### Exercise
Show every line of the records below that contains the word "with".

### Provided material
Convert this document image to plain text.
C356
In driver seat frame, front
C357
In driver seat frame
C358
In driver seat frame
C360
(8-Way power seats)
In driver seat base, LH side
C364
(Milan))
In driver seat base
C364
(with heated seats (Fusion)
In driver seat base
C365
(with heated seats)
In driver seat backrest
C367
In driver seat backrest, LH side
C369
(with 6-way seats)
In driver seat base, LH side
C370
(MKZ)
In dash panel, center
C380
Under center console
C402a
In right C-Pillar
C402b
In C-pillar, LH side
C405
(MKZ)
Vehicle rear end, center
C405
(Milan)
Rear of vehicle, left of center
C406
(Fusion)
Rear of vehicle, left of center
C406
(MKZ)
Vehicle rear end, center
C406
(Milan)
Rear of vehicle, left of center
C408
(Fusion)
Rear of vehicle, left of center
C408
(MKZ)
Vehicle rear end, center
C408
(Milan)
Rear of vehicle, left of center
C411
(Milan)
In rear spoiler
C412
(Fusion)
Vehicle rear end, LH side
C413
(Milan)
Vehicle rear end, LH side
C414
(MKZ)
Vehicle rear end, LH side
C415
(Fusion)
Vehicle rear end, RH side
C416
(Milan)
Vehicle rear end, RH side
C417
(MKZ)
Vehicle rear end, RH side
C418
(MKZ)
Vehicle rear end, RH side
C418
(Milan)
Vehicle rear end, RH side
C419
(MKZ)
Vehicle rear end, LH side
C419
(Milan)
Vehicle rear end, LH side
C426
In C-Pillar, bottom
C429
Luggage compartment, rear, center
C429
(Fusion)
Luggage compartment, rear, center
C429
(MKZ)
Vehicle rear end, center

### Answer to the task
(with heated seats (Fusion)
(with heated seats)
(with 6-way seats)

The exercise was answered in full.